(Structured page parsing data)
========================
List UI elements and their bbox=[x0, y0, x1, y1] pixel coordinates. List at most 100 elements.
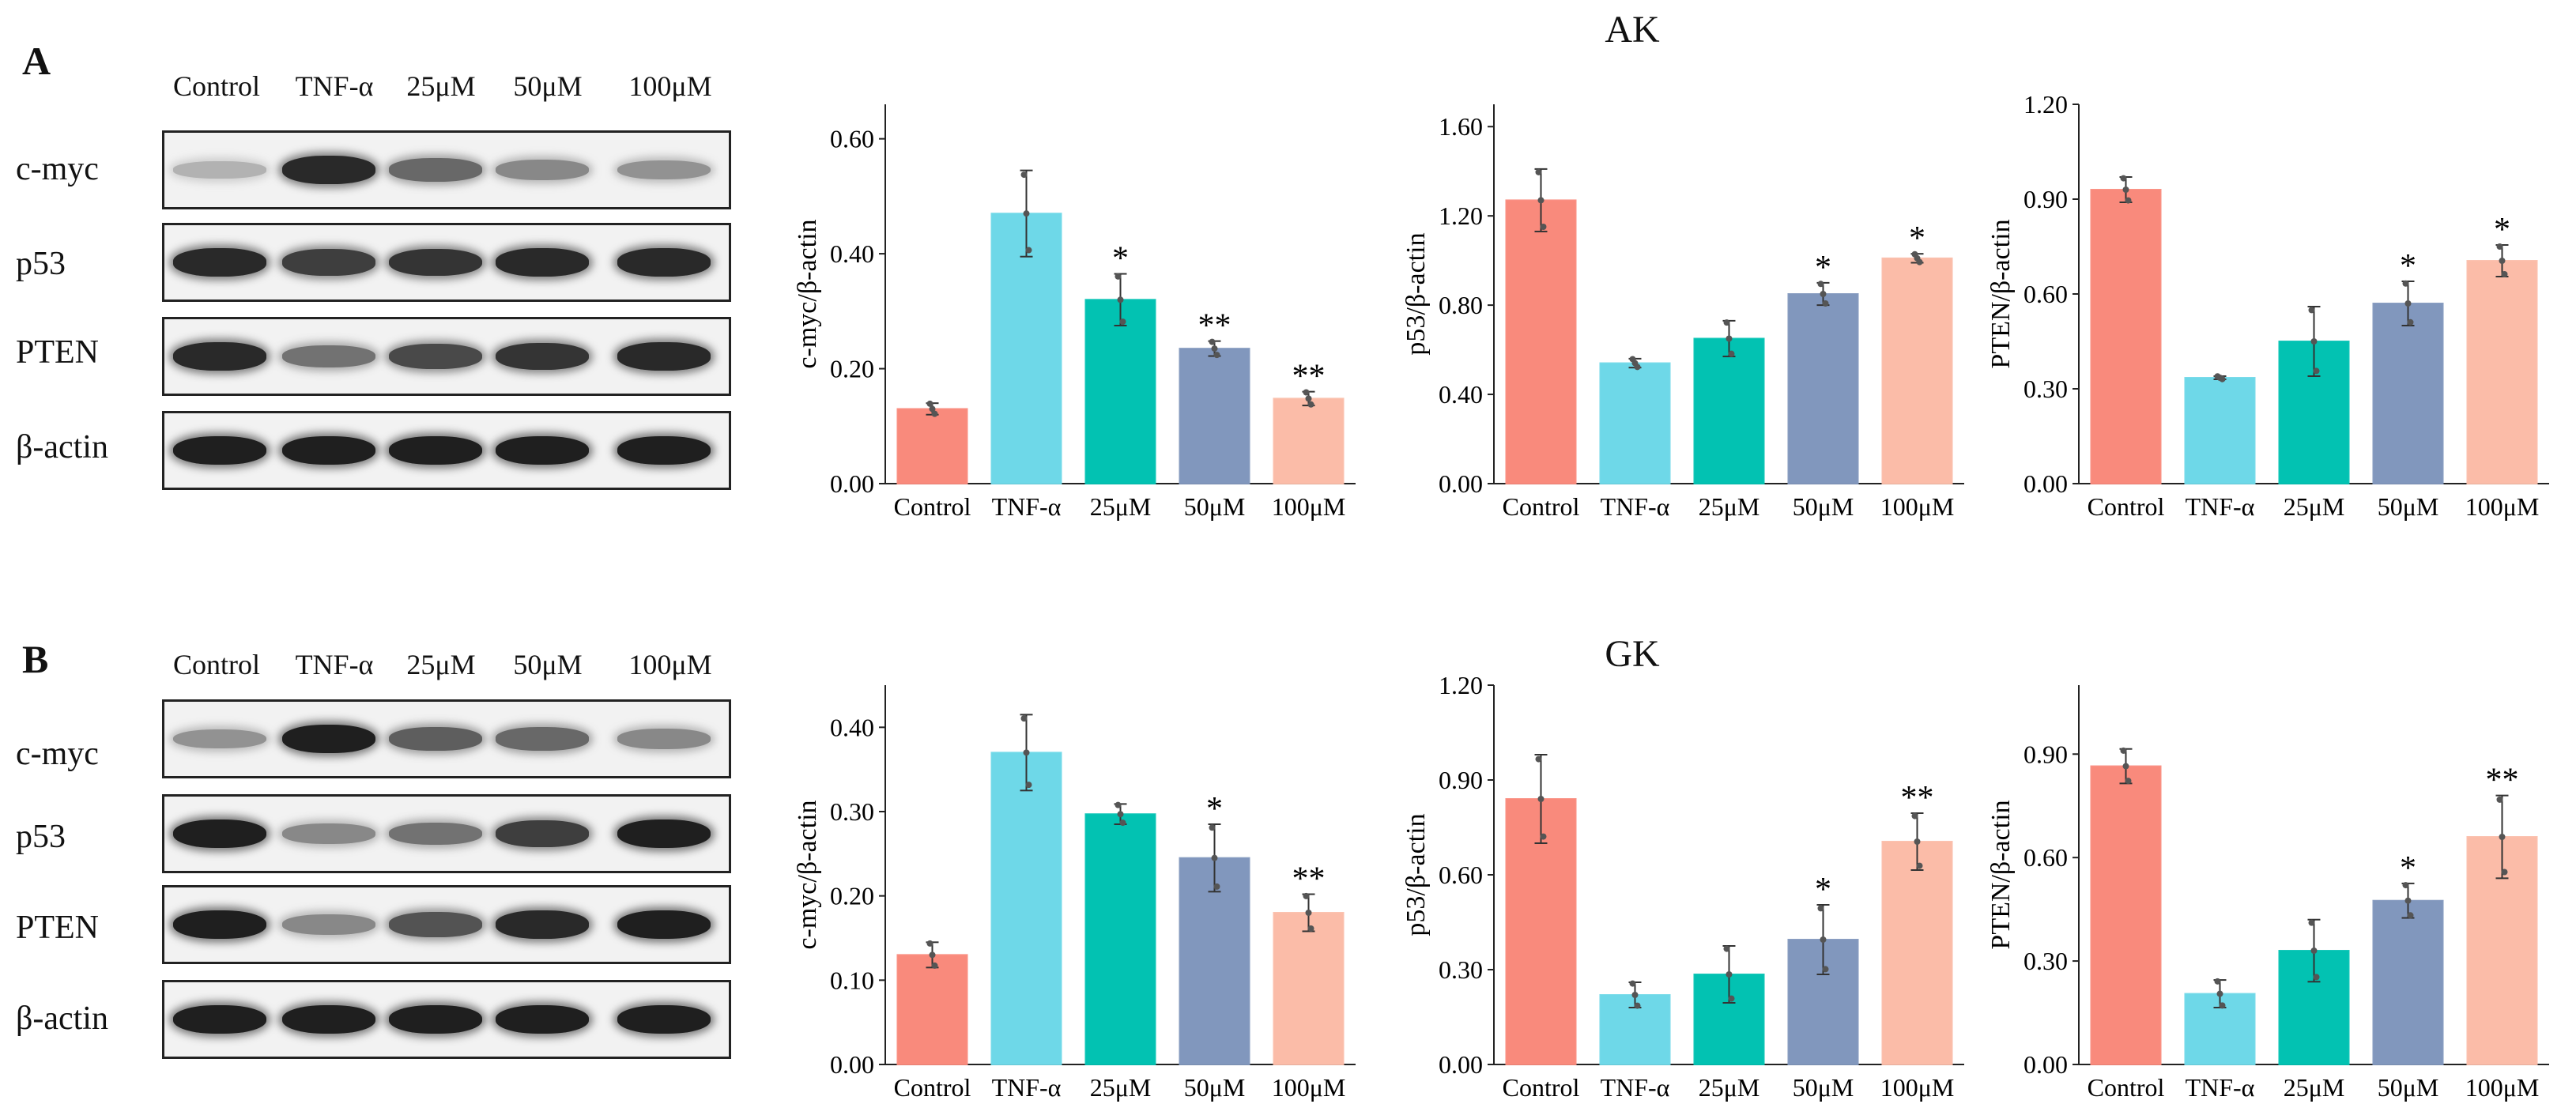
data-point bbox=[1115, 801, 1122, 808]
blot-band bbox=[282, 1004, 375, 1034]
data-point bbox=[1023, 210, 1030, 217]
blot-band bbox=[282, 249, 375, 276]
x-tick-label: TNF-α bbox=[1601, 1073, 1670, 1102]
lane-label: Control bbox=[172, 649, 260, 680]
blot-strip bbox=[162, 699, 731, 778]
x-tick-label: TNF-α bbox=[1601, 492, 1670, 521]
data-point bbox=[2313, 974, 2320, 981]
y-tick-label: 0.10 bbox=[830, 966, 874, 994]
data-point bbox=[1119, 318, 1126, 326]
y-tick-label: 0.80 bbox=[1439, 291, 1483, 319]
blot-band bbox=[173, 1004, 266, 1034]
data-point bbox=[1119, 819, 1126, 827]
bar-chart: c-myc/β-actin 0.00 0.20 0.40 0.60 Control TNF-… bbox=[793, 104, 1356, 521]
blot-band bbox=[617, 160, 711, 180]
protein-label: c-myc bbox=[16, 736, 99, 772]
data-point bbox=[2496, 243, 2503, 250]
data-point bbox=[1209, 824, 1216, 831]
bar bbox=[990, 752, 1062, 1065]
x-tick-label: 50μM bbox=[2378, 492, 2439, 521]
group-title-gk: GK bbox=[1605, 633, 1660, 675]
blot-band bbox=[173, 819, 266, 849]
y-tick-label: 0.60 bbox=[830, 125, 874, 153]
y-axis-label: PTEN/β-actin bbox=[1986, 800, 2016, 949]
bar bbox=[1084, 813, 1156, 1065]
x-tick-label: 50μM bbox=[2378, 1073, 2439, 1102]
blot-band bbox=[496, 1004, 589, 1034]
x-tick-label: 25μM bbox=[1699, 492, 1760, 521]
bar bbox=[1179, 348, 1250, 484]
data-point bbox=[1629, 980, 1636, 987]
bar bbox=[1787, 293, 1859, 484]
x-tick-label: 25μM bbox=[1090, 492, 1152, 521]
panel-letter-b: B bbox=[22, 637, 49, 681]
data-point bbox=[2219, 375, 2226, 382]
bar bbox=[2466, 260, 2538, 484]
blot-band bbox=[173, 248, 266, 277]
significance-marker: * bbox=[1909, 220, 1925, 257]
data-point bbox=[1634, 364, 1641, 371]
x-tick-label: Control bbox=[1503, 492, 1580, 521]
data-point bbox=[1631, 992, 1639, 998]
blot-band bbox=[173, 435, 266, 465]
blot-band bbox=[496, 820, 589, 847]
x-tick-label: 100μM bbox=[1880, 1073, 1955, 1102]
x-tick-label: 25μM bbox=[2284, 492, 2345, 521]
data-point bbox=[1537, 197, 1544, 204]
data-point bbox=[1117, 811, 1124, 818]
data-point bbox=[1723, 319, 1730, 326]
significance-marker: ** bbox=[1901, 780, 1934, 816]
blot-band bbox=[173, 342, 266, 371]
data-point bbox=[2404, 300, 2412, 307]
blot-band bbox=[389, 435, 482, 465]
bar bbox=[896, 954, 968, 1066]
data-point bbox=[1117, 296, 1124, 303]
data-point bbox=[1115, 273, 1122, 280]
y-tick-label: 0.20 bbox=[830, 882, 874, 910]
data-point bbox=[2310, 338, 2318, 345]
data-point bbox=[2125, 778, 2132, 785]
blot-band bbox=[173, 910, 266, 940]
group-title-ak: AK bbox=[1605, 9, 1660, 51]
blot-strip bbox=[162, 130, 731, 209]
blot-band bbox=[389, 158, 482, 182]
significance-marker: * bbox=[1815, 872, 1831, 908]
y-tick-label: 0.30 bbox=[1439, 955, 1483, 984]
data-point bbox=[1209, 338, 1216, 345]
data-point bbox=[1211, 345, 1218, 352]
protein-label: PTEN bbox=[16, 334, 99, 371]
data-point bbox=[1723, 945, 1730, 952]
significance-marker: * bbox=[1815, 250, 1831, 286]
data-point bbox=[1305, 910, 1312, 916]
blot-strip bbox=[162, 980, 731, 1059]
lane-label: Control bbox=[172, 70, 260, 102]
lane-label: 100μM bbox=[628, 70, 712, 102]
data-point bbox=[1817, 281, 1824, 288]
bar-chart: p53/β-actin 0.00 0.30 0.60 0.90 1.20 Control TN… bbox=[1401, 671, 1964, 1102]
x-tick-label: Control bbox=[894, 492, 971, 521]
bar-chart: PTEN/β-actin 0.00 0.30 0.60 0.90 1.20 Control T… bbox=[1986, 90, 2549, 521]
x-tick-label: TNF-α bbox=[992, 492, 1062, 521]
y-tick-label: 0.40 bbox=[830, 713, 874, 741]
data-point bbox=[1213, 883, 1220, 890]
data-point bbox=[1535, 755, 1542, 763]
data-point bbox=[1822, 300, 1829, 307]
y-tick-label: 1.60 bbox=[1439, 112, 1483, 141]
significance-marker: ** bbox=[1198, 308, 1231, 345]
blot-band bbox=[496, 160, 589, 180]
y-tick-label: 0.40 bbox=[830, 239, 874, 268]
data-point bbox=[2402, 280, 2409, 287]
y-axis-label: p53/β-actin bbox=[1401, 813, 1431, 936]
data-point bbox=[2120, 747, 2127, 754]
bar bbox=[2372, 303, 2444, 484]
data-point bbox=[1634, 1002, 1641, 1009]
data-point bbox=[1211, 854, 1218, 861]
blot-band bbox=[282, 724, 375, 754]
blot-band bbox=[282, 823, 375, 844]
significance-marker: * bbox=[1112, 241, 1129, 277]
blot-band bbox=[617, 910, 711, 940]
data-point bbox=[2214, 978, 2221, 985]
blot-band bbox=[496, 342, 589, 371]
x-tick-label: 50μM bbox=[1793, 492, 1854, 521]
data-point bbox=[2499, 258, 2506, 264]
========================
How to complete this task: Please copy every record above exactly, but leave the pictures out.

Completed task:
List UI elements and their bbox=[x0, y0, x1, y1] pixel coordinates. List at most 100 elements.
data-point bbox=[1115, 801, 1122, 808]
blot-band bbox=[282, 1004, 375, 1034]
data-point bbox=[1023, 210, 1030, 217]
blot-band bbox=[282, 249, 375, 276]
x-tick-label: TNF-α bbox=[1601, 1073, 1670, 1102]
lane-label: Control bbox=[172, 649, 260, 680]
blot-strip bbox=[162, 699, 731, 778]
x-tick-label: TNF-α bbox=[1601, 492, 1670, 521]
data-point bbox=[2313, 974, 2320, 981]
y-tick-label: 0.10 bbox=[830, 966, 874, 994]
data-point bbox=[1119, 318, 1126, 326]
y-tick-label: 0.80 bbox=[1439, 291, 1483, 319]
blot-band bbox=[173, 1004, 266, 1034]
data-point bbox=[1119, 819, 1126, 827]
bar-chart: c-myc/β-actin 0.00 0.20 0.40 0.60 Control TNF-… bbox=[793, 104, 1356, 521]
blot-band bbox=[617, 160, 711, 180]
protein-label: c-myc bbox=[16, 736, 99, 772]
data-point bbox=[2496, 243, 2503, 250]
data-point bbox=[1209, 824, 1216, 831]
bar bbox=[990, 752, 1062, 1065]
x-tick-label: 50μM bbox=[2378, 492, 2439, 521]
group-title-gk: GK bbox=[1605, 633, 1660, 675]
blot-band bbox=[173, 819, 266, 849]
y-tick-label: 0.60 bbox=[830, 125, 874, 153]
y-axis-label: PTEN/β-actin bbox=[1986, 800, 2016, 949]
bar bbox=[1084, 813, 1156, 1065]
x-tick-label: 50μM bbox=[2378, 1073, 2439, 1102]
blot-band bbox=[496, 1004, 589, 1034]
x-tick-label: 25μM bbox=[1699, 492, 1760, 521]
bar bbox=[1179, 348, 1250, 484]
data-point bbox=[1629, 980, 1636, 987]
bar bbox=[1787, 293, 1859, 484]
x-tick-label: 25μM bbox=[1090, 492, 1152, 521]
panel-letter-b: B bbox=[22, 637, 49, 681]
data-point bbox=[2219, 375, 2226, 382]
bar bbox=[2466, 260, 2538, 484]
blot-band bbox=[173, 248, 266, 277]
significance-marker: * bbox=[1909, 220, 1925, 257]
data-point bbox=[1634, 364, 1641, 371]
x-tick-label: Control bbox=[1503, 492, 1580, 521]
data-point bbox=[1631, 992, 1639, 998]
blot-band bbox=[173, 435, 266, 465]
blot-band bbox=[496, 820, 589, 847]
x-tick-label: 100μM bbox=[1880, 1073, 1955, 1102]
x-tick-label: 25μM bbox=[2284, 492, 2345, 521]
data-point bbox=[1537, 197, 1544, 204]
data-point bbox=[1117, 811, 1124, 818]
data-point bbox=[1723, 319, 1730, 326]
significance-marker: ** bbox=[1901, 780, 1934, 816]
blot-band bbox=[173, 342, 266, 371]
data-point bbox=[2404, 300, 2412, 307]
blot-band bbox=[389, 435, 482, 465]
bar bbox=[896, 954, 968, 1066]
data-point bbox=[1117, 296, 1124, 303]
data-point bbox=[1115, 273, 1122, 280]
y-tick-label: 0.20 bbox=[830, 882, 874, 910]
data-point bbox=[2310, 338, 2318, 345]
data-point bbox=[2125, 778, 2132, 785]
blot-band bbox=[173, 910, 266, 940]
group-title-ak: AK bbox=[1605, 9, 1660, 51]
blot-strip bbox=[162, 130, 731, 209]
blot-band bbox=[389, 158, 482, 182]
significance-marker: * bbox=[1815, 872, 1831, 908]
y-tick-label: 0.30 bbox=[1439, 955, 1483, 984]
data-point bbox=[1209, 338, 1216, 345]
data-point bbox=[1211, 345, 1218, 352]
protein-label: PTEN bbox=[16, 334, 99, 371]
data-point bbox=[1723, 945, 1730, 952]
significance-marker: * bbox=[1815, 250, 1831, 286]
data-point bbox=[1305, 910, 1312, 916]
blot-strip bbox=[162, 980, 731, 1059]
lane-label: Control bbox=[172, 70, 260, 102]
lane-label: 100μM bbox=[628, 70, 712, 102]
data-point bbox=[1817, 281, 1824, 288]
bar-chart: p53/β-actin 0.00 0.30 0.60 0.90 1.20 Control TN… bbox=[1401, 671, 1964, 1102]
x-tick-label: Control bbox=[894, 492, 971, 521]
bar-chart: PTEN/β-actin 0.00 0.30 0.60 0.90 1.20 Control T… bbox=[1986, 90, 2549, 521]
x-tick-label: TNF-α bbox=[992, 492, 1062, 521]
y-tick-label: 0.40 bbox=[830, 713, 874, 741]
data-point bbox=[1213, 883, 1220, 890]
data-point bbox=[1535, 755, 1542, 763]
data-point bbox=[1822, 300, 1829, 307]
y-tick-label: 1.60 bbox=[1439, 112, 1483, 141]
significance-marker: ** bbox=[1198, 308, 1231, 345]
blot-band bbox=[496, 160, 589, 180]
y-tick-label: 0.40 bbox=[830, 239, 874, 268]
data-point bbox=[2402, 280, 2409, 287]
y-axis-label: p53/β-actin bbox=[1401, 813, 1431, 936]
data-point bbox=[2120, 747, 2127, 754]
bar bbox=[2372, 303, 2444, 484]
data-point bbox=[1634, 1002, 1641, 1009]
data-point bbox=[1211, 854, 1218, 861]
blot-band bbox=[282, 724, 375, 754]
blot-band bbox=[282, 823, 375, 844]
significance-marker: * bbox=[1112, 241, 1129, 277]
blot-band bbox=[617, 910, 711, 940]
data-point bbox=[2214, 978, 2221, 985]
blot-band bbox=[496, 342, 589, 371]
x-tick-label: 50μM bbox=[1793, 492, 1854, 521]
data-point bbox=[2499, 258, 2506, 264]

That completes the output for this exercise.